— Start Data shown —

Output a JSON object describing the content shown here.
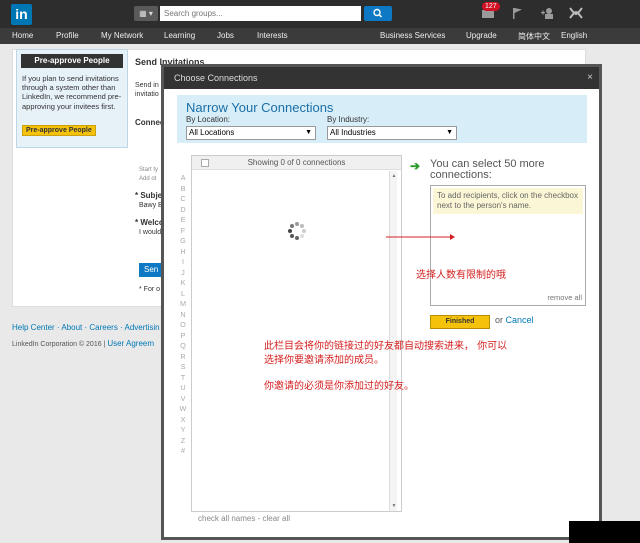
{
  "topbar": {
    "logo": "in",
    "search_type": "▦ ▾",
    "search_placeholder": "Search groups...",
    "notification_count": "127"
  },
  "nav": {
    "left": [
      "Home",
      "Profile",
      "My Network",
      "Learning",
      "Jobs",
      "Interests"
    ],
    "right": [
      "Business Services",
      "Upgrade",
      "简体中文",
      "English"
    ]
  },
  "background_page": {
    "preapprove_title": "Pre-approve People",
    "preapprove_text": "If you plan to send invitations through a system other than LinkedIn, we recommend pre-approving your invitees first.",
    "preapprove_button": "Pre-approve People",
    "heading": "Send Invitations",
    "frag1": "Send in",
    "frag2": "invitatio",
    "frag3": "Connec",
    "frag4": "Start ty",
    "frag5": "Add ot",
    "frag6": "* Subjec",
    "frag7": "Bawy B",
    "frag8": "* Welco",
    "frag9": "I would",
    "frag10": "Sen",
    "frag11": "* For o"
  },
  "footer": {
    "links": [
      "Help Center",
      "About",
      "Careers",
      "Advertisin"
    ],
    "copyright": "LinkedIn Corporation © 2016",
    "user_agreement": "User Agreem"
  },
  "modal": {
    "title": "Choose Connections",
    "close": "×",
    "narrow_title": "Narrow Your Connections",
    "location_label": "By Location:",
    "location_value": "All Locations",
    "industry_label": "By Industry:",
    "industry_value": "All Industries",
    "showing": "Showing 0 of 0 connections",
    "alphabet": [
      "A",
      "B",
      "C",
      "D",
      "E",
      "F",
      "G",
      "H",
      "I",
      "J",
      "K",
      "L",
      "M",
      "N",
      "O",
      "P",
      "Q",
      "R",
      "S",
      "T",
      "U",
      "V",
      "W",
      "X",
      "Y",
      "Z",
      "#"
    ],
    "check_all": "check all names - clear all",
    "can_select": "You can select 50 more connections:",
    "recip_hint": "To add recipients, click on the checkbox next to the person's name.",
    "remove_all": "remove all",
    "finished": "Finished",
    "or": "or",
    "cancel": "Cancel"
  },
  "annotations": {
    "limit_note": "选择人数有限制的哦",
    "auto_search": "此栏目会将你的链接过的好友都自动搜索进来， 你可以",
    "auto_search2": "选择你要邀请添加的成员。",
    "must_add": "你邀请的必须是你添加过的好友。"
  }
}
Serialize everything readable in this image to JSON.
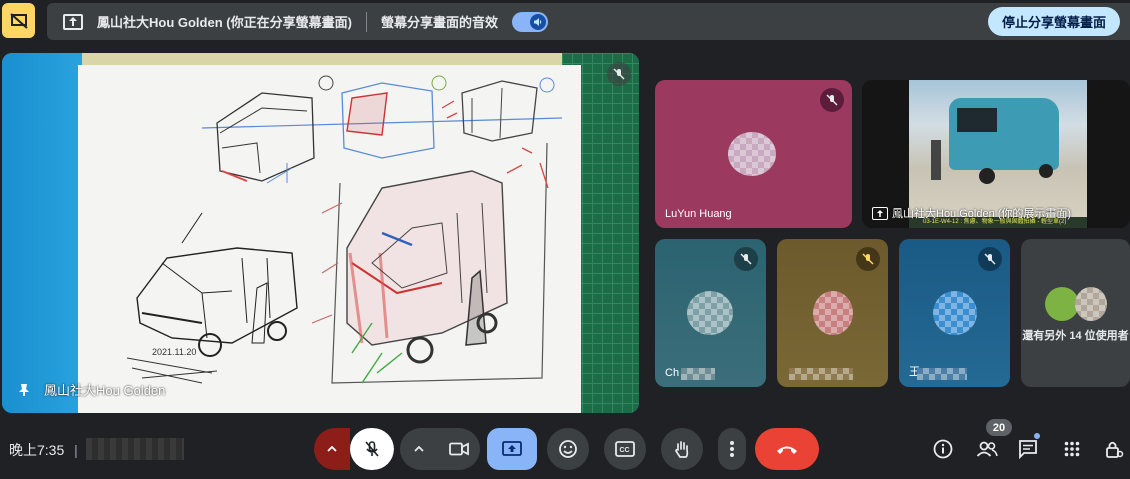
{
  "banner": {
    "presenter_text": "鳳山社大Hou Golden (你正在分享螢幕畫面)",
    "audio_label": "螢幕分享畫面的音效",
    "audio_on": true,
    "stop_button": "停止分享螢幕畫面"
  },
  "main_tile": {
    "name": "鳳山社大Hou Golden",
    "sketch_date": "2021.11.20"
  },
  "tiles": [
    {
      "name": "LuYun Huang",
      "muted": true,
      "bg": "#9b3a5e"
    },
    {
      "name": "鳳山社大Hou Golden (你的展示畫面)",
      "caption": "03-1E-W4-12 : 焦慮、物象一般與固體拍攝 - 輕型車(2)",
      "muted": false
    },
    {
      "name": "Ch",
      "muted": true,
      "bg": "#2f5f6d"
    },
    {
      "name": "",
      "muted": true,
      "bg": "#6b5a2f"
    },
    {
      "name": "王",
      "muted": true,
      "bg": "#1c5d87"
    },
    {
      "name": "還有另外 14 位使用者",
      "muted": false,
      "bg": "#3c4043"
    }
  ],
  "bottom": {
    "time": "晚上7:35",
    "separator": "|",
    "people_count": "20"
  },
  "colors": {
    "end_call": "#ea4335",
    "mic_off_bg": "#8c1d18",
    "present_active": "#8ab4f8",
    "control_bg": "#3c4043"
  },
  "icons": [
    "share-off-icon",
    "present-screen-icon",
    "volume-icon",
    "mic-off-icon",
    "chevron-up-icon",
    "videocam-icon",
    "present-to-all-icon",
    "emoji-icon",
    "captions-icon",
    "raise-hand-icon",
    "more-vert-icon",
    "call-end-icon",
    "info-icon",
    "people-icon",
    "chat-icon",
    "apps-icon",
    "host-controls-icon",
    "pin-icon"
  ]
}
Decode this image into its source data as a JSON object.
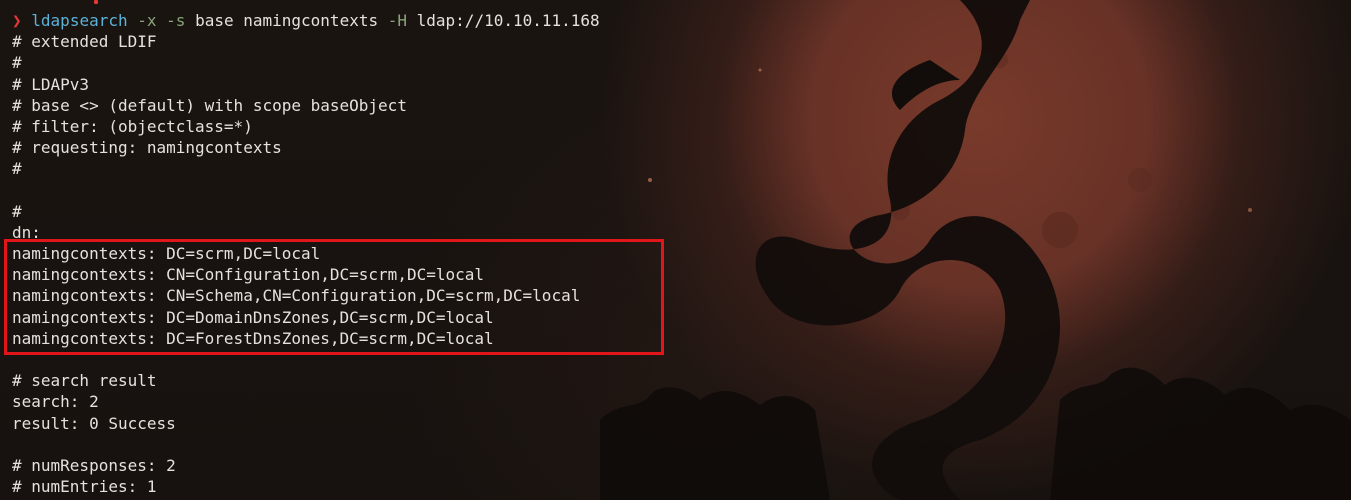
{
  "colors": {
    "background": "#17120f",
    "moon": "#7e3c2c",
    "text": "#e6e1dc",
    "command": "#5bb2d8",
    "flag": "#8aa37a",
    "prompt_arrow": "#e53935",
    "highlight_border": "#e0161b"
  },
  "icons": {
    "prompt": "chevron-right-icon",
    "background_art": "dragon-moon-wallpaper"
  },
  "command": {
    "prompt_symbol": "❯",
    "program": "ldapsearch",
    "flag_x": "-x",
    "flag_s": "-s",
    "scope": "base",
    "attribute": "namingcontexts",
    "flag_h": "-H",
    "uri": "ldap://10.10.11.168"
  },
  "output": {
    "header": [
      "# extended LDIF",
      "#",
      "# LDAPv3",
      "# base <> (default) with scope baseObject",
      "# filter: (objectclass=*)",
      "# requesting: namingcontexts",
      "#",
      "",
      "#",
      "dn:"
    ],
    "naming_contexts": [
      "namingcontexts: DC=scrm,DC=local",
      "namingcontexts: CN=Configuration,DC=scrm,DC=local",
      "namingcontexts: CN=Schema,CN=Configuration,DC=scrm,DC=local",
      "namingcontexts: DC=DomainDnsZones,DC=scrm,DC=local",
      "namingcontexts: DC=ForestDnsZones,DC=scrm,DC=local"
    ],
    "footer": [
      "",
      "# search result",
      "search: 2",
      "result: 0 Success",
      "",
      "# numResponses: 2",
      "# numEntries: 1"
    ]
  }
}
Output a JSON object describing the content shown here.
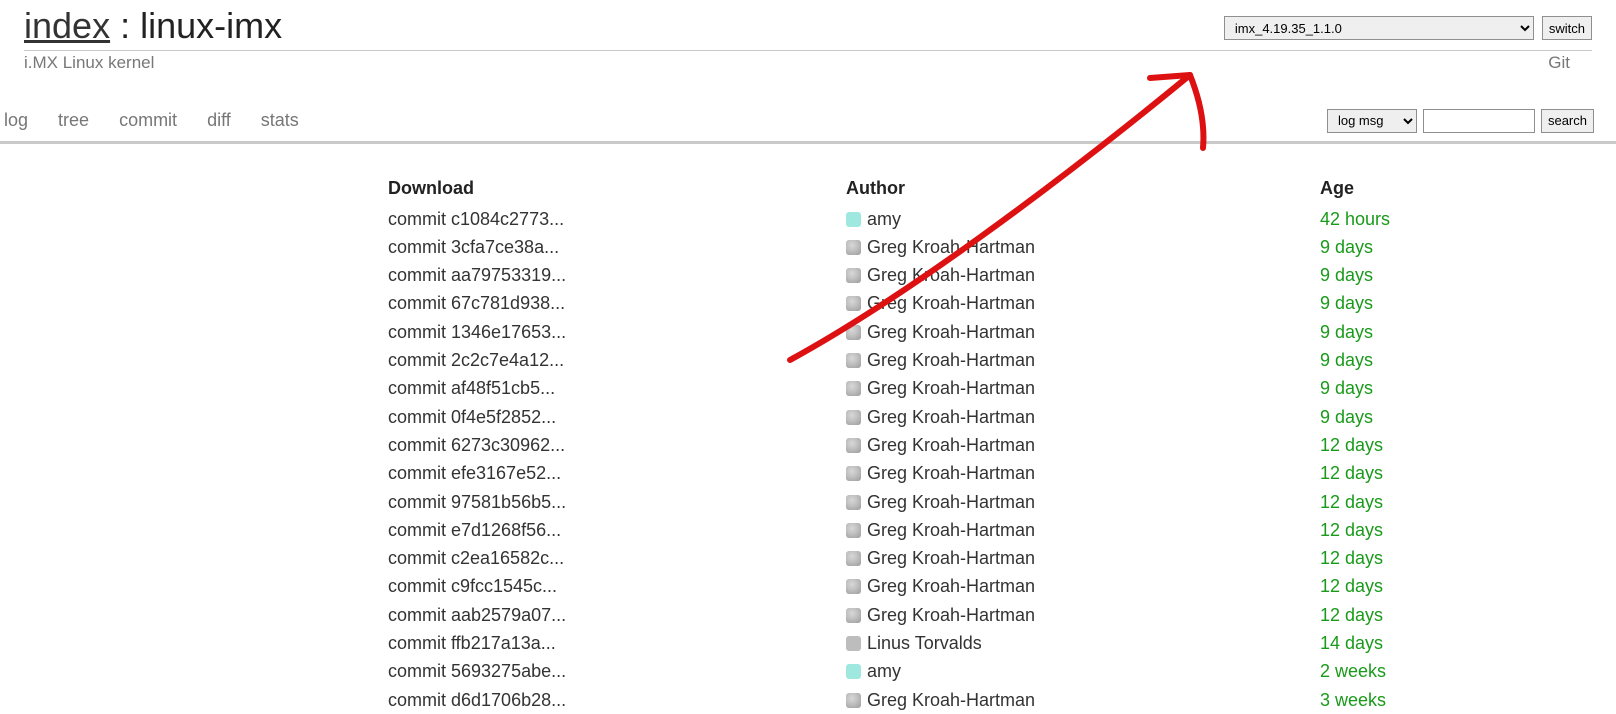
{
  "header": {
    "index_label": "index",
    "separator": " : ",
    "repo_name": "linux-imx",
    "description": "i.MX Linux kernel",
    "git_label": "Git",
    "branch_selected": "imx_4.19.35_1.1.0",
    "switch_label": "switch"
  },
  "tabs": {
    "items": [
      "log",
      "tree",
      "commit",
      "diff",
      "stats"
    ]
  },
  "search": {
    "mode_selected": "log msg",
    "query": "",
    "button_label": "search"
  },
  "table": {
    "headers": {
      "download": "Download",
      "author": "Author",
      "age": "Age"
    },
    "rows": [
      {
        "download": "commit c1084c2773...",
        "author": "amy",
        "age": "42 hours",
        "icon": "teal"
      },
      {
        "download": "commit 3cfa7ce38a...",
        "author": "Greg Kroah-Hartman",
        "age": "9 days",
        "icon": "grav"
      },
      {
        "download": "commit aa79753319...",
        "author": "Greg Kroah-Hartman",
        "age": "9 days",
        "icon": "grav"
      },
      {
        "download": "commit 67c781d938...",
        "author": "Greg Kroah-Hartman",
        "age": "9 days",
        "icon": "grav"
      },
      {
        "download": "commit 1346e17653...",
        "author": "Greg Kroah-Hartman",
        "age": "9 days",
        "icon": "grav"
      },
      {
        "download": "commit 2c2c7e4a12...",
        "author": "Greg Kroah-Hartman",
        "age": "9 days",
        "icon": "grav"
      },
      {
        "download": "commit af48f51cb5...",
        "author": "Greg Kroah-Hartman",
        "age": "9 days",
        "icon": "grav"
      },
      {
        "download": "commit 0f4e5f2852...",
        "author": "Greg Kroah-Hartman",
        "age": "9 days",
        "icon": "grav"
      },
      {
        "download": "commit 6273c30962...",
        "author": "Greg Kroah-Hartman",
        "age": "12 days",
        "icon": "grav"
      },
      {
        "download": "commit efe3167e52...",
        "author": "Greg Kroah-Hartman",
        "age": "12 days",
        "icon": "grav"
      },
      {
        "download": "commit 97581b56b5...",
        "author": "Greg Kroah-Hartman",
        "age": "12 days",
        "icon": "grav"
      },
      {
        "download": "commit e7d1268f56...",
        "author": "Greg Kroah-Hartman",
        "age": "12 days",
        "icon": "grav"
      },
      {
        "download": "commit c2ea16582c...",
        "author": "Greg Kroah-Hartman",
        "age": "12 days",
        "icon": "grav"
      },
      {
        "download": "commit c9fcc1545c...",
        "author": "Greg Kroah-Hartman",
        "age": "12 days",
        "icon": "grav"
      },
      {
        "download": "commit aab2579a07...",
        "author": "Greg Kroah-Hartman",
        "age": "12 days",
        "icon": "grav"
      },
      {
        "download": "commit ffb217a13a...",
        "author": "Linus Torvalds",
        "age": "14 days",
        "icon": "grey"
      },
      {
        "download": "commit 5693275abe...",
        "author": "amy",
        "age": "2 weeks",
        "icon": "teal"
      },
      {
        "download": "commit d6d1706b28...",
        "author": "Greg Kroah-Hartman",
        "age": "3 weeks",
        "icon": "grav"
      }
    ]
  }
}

— End Data shown —

Write out every line of the entries that holds the word "JSON".

Output a JSON object describing the content shown here.
Serialize everything readable in this image to JSON.
Decode this image into its source data as a JSON object.
Output a JSON object describing the content shown here.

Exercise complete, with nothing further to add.